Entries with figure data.

----------

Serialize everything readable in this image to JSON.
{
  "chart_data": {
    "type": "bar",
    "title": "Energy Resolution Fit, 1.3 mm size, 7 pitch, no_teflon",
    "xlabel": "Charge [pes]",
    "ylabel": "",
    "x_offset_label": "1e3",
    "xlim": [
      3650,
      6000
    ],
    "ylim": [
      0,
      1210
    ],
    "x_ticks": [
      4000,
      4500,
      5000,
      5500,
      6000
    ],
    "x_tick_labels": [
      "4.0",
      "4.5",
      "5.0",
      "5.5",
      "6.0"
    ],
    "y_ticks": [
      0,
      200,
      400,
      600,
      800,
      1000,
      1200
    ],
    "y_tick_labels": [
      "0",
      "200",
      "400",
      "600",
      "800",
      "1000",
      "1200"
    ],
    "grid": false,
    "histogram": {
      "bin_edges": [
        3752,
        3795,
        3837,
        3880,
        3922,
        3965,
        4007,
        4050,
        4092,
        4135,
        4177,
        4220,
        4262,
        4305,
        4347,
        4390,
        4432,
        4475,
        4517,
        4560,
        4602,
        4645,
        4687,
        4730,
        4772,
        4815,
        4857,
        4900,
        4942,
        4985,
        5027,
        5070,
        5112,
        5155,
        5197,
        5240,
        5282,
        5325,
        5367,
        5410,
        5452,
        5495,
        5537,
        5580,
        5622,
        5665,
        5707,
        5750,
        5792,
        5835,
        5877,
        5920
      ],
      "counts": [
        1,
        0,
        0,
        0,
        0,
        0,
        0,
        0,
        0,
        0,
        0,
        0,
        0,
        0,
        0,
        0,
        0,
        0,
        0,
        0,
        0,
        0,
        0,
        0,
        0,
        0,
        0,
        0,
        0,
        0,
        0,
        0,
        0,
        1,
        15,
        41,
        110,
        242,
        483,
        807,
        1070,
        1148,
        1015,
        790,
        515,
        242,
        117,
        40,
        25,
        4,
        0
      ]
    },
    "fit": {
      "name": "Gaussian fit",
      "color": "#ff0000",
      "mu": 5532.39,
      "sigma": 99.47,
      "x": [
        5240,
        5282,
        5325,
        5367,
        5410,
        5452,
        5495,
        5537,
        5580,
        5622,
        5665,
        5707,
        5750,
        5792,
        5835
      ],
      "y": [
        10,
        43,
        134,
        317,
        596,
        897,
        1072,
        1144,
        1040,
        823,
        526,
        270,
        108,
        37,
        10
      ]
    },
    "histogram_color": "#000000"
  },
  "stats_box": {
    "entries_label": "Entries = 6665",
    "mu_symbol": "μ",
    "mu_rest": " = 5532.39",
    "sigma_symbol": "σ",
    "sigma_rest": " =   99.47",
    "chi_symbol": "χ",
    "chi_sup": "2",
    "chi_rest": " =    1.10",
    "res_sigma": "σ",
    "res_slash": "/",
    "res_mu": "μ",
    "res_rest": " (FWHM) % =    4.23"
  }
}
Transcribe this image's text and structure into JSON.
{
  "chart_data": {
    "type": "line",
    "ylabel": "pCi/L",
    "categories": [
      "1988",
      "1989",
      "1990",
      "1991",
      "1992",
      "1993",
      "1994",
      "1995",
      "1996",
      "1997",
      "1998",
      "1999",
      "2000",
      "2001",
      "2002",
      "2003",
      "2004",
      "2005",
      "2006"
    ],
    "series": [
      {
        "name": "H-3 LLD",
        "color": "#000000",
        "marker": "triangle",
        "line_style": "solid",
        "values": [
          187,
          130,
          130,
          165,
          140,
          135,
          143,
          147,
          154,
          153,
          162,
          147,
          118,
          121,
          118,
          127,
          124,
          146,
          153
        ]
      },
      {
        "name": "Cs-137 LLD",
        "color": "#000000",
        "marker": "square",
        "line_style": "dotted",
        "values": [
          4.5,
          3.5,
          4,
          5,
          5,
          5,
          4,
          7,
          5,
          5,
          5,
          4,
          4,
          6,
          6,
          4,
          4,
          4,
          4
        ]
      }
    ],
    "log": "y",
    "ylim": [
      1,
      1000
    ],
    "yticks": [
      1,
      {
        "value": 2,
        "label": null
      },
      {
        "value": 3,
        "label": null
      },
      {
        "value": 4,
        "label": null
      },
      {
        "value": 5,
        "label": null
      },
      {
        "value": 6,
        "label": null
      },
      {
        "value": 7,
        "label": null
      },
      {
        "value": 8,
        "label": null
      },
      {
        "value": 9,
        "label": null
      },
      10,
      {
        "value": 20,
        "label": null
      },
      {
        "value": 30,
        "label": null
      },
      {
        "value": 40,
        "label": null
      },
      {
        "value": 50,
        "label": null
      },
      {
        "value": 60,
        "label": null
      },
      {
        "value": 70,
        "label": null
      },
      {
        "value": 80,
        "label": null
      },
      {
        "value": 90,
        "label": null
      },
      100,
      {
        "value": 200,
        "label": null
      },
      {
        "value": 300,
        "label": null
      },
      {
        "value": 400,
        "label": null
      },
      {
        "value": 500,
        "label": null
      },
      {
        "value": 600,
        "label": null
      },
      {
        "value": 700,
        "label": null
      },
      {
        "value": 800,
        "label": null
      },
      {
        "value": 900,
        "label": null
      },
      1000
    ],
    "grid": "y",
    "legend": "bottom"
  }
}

----------

Problem details.
Repeat the records above in full, character for character.

Written answer.
Serialize everything readable in this image to JSON.
{
  "chart_data": {
    "type": "bar",
    "title": "Energy Resolution Fit, 1.3 mm size, 7 pitch, no_teflon",
    "xlabel": "Charge [pes]",
    "ylabel": "",
    "x_offset_label": "1e3",
    "xlim": [
      3650,
      6000
    ],
    "ylim": [
      0,
      1210
    ],
    "x_ticks": [
      4000,
      4500,
      5000,
      5500,
      6000
    ],
    "x_tick_labels": [
      "4.0",
      "4.5",
      "5.0",
      "5.5",
      "6.0"
    ],
    "y_ticks": [
      0,
      200,
      400,
      600,
      800,
      1000,
      1200
    ],
    "y_tick_labels": [
      "0",
      "200",
      "400",
      "600",
      "800",
      "1000",
      "1200"
    ],
    "grid": false,
    "histogram": {
      "bin_edges": [
        3752,
        3795,
        3837,
        3880,
        3922,
        3965,
        4007,
        4050,
        4092,
        4135,
        4177,
        4220,
        4262,
        4305,
        4347,
        4390,
        4432,
        4475,
        4517,
        4560,
        4602,
        4645,
        4687,
        4730,
        4772,
        4815,
        4857,
        4900,
        4942,
        4985,
        5027,
        5070,
        5112,
        5155,
        5197,
        5240,
        5282,
        5325,
        5367,
        5410,
        5452,
        5495,
        5537,
        5580,
        5622,
        5665,
        5707,
        5750,
        5792,
        5835,
        5877,
        5920
      ],
      "counts": [
        1,
        0,
        0,
        0,
        0,
        0,
        0,
        0,
        0,
        0,
        0,
        0,
        0,
        0,
        0,
        0,
        0,
        0,
        0,
        0,
        0,
        0,
        0,
        0,
        0,
        0,
        0,
        0,
        0,
        0,
        0,
        0,
        0,
        1,
        15,
        41,
        110,
        242,
        483,
        807,
        1070,
        1148,
        1015,
        790,
        515,
        242,
        117,
        40,
        25,
        4,
        0
      ]
    },
    "fit": {
      "name": "Gaussian fit",
      "color": "#ff0000",
      "mu": 5532.39,
      "sigma": 99.47,
      "x": [
        5240,
        5282,
        5325,
        5367,
        5410,
        5452,
        5495,
        5537,
        5580,
        5622,
        5665,
        5707,
        5750,
        5792,
        5835
      ],
      "y": [
        10,
        43,
        134,
        317,
        596,
        897,
        1072,
        1144,
        1040,
        823,
        526,
        270,
        108,
        37,
        10
      ]
    },
    "histogram_color": "#000000"
  },
  "stats_box": {
    "entries_label": "Entries = 6665",
    "mu_symbol": "μ",
    "mu_rest": " = 5532.39",
    "sigma_symbol": "σ",
    "sigma_rest": " =   99.47",
    "chi_symbol": "χ",
    "chi_sup": "2",
    "chi_rest": " =    1.10",
    "res_sigma": "σ",
    "res_slash": "/",
    "res_mu": "μ",
    "res_rest": " (FWHM) % =    4.23"
  }
}
Transcribe this image's text and structure into JSON.
{
  "chart_data": {
    "type": "line",
    "ylabel": "pCi/L",
    "categories": [
      "1988",
      "1989",
      "1990",
      "1991",
      "1992",
      "1993",
      "1994",
      "1995",
      "1996",
      "1997",
      "1998",
      "1999",
      "2000",
      "2001",
      "2002",
      "2003",
      "2004",
      "2005",
      "2006"
    ],
    "series": [
      {
        "name": "H-3 LLD",
        "color": "#000000",
        "marker": "triangle",
        "line_style": "solid",
        "values": [
          187,
          130,
          130,
          165,
          140,
          135,
          143,
          147,
          154,
          153,
          162,
          147,
          118,
          121,
          118,
          127,
          124,
          146,
          153
        ]
      },
      {
        "name": "Cs-137 LLD",
        "color": "#000000",
        "marker": "square",
        "line_style": "dotted",
        "values": [
          4.5,
          3.5,
          4,
          5,
          5,
          5,
          4,
          7,
          5,
          5,
          5,
          4,
          4,
          6,
          6,
          4,
          4,
          4,
          4
        ]
      }
    ],
    "log": "y",
    "ylim": [
      1,
      1000
    ],
    "yticks": [
      1,
      {
        "value": 2,
        "label": null
      },
      {
        "value": 3,
        "label": null
      },
      {
        "value": 4,
        "label": null
      },
      {
        "value": 5,
        "label": null
      },
      {
        "value": 6,
        "label": null
      },
      {
        "value": 7,
        "label": null
      },
      {
        "value": 8,
        "label": null
      },
      {
        "value": 9,
        "label": null
      },
      10,
      {
        "value": 20,
        "label": null
      },
      {
        "value": 30,
        "label": null
      },
      {
        "value": 40,
        "label": null
      },
      {
        "value": 50,
        "label": null
      },
      {
        "value": 60,
        "label": null
      },
      {
        "value": 70,
        "label": null
      },
      {
        "value": 80,
        "label": null
      },
      {
        "value": 90,
        "label": null
      },
      100,
      {
        "value": 200,
        "label": null
      },
      {
        "value": 300,
        "label": null
      },
      {
        "value": 400,
        "label": null
      },
      {
        "value": 500,
        "label": null
      },
      {
        "value": 600,
        "label": null
      },
      {
        "value": 700,
        "label": null
      },
      {
        "value": 800,
        "label": null
      },
      {
        "value": 900,
        "label": null
      },
      1000
    ],
    "grid": "y",
    "legend": "bottom"
  }
}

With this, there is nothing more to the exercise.